(Written request)
Could you print all the entries exactly?

___ Exercise material ___

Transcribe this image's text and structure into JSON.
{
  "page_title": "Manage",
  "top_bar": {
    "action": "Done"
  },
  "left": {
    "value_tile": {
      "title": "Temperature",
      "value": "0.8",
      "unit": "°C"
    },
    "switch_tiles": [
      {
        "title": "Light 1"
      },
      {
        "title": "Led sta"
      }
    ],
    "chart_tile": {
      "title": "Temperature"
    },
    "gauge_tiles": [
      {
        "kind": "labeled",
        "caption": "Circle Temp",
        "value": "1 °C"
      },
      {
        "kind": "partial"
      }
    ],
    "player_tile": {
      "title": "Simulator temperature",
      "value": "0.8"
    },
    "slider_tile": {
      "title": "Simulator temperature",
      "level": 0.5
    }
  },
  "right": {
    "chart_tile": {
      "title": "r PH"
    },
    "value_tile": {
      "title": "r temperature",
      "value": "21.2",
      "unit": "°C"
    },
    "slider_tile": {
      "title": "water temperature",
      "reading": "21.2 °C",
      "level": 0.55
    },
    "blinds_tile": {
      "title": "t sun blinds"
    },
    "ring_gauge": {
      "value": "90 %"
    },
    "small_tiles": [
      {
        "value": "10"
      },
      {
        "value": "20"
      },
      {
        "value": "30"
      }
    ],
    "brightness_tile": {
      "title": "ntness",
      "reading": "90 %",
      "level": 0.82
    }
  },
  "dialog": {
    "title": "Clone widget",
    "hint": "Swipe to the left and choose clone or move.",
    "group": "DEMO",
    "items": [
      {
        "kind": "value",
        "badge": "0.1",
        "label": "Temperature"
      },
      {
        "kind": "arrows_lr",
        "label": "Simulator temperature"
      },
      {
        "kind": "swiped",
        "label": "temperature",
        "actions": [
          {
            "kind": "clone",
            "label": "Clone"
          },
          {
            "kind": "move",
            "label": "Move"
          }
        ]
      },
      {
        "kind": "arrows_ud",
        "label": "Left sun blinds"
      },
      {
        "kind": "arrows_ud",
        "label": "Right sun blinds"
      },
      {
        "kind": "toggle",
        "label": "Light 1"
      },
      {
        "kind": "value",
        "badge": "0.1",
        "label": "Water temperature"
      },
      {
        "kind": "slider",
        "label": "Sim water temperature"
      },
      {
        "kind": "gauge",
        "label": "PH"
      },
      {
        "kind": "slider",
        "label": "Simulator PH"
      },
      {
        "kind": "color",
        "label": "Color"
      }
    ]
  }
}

___

(Response for this exercise)
Transcribe this image's text and structure into JSON.
{
  "page_title": "Manage",
  "top_bar": {
    "action": "Done"
  },
  "left": {
    "value_tile": {
      "title": "Temperature",
      "value": "0.8",
      "unit": "°C"
    },
    "switch_tiles": [
      {
        "title": "Light 1"
      },
      {
        "title": "Led sta"
      }
    ],
    "chart_tile": {
      "title": "Temperature"
    },
    "gauge_tiles": [
      {
        "kind": "labeled",
        "caption": "Circle Temp",
        "value": "1 °C"
      },
      {
        "kind": "partial"
      }
    ],
    "player_tile": {
      "title": "Simulator temperature",
      "value": "0.8"
    },
    "slider_tile": {
      "title": "Simulator temperature",
      "level": 0.5
    }
  },
  "right": {
    "chart_tile": {
      "title": "r PH"
    },
    "value_tile": {
      "title": "r temperature",
      "value": "21.2",
      "unit": "°C"
    },
    "slider_tile": {
      "title": "water temperature",
      "reading": "21.2 °C",
      "level": 0.55
    },
    "blinds_tile": {
      "title": "t sun blinds"
    },
    "ring_gauge": {
      "value": "90 %"
    },
    "small_tiles": [
      {
        "value": "10"
      },
      {
        "value": "20"
      },
      {
        "value": "30"
      }
    ],
    "brightness_tile": {
      "title": "ntness",
      "reading": "90 %",
      "level": 0.82
    }
  },
  "dialog": {
    "title": "Clone widget",
    "hint": "Swipe to the left and choose clone or move.",
    "group": "DEMO",
    "items": [
      {
        "kind": "value",
        "badge": "0.1",
        "label": "Temperature"
      },
      {
        "kind": "arrows_lr",
        "label": "Simulator temperature"
      },
      {
        "kind": "swiped",
        "label": "temperature",
        "actions": [
          {
            "kind": "clone",
            "label": "Clone"
          },
          {
            "kind": "move",
            "label": "Move"
          }
        ]
      },
      {
        "kind": "arrows_ud",
        "label": "Left sun blinds"
      },
      {
        "kind": "arrows_ud",
        "label": "Right sun blinds"
      },
      {
        "kind": "toggle",
        "label": "Light 1"
      },
      {
        "kind": "value",
        "badge": "0.1",
        "label": "Water temperature"
      },
      {
        "kind": "slider",
        "label": "Sim water temperature"
      },
      {
        "kind": "gauge",
        "label": "PH"
      },
      {
        "kind": "slider",
        "label": "Simulator PH"
      },
      {
        "kind": "color",
        "label": "Color"
      }
    ]
  }
}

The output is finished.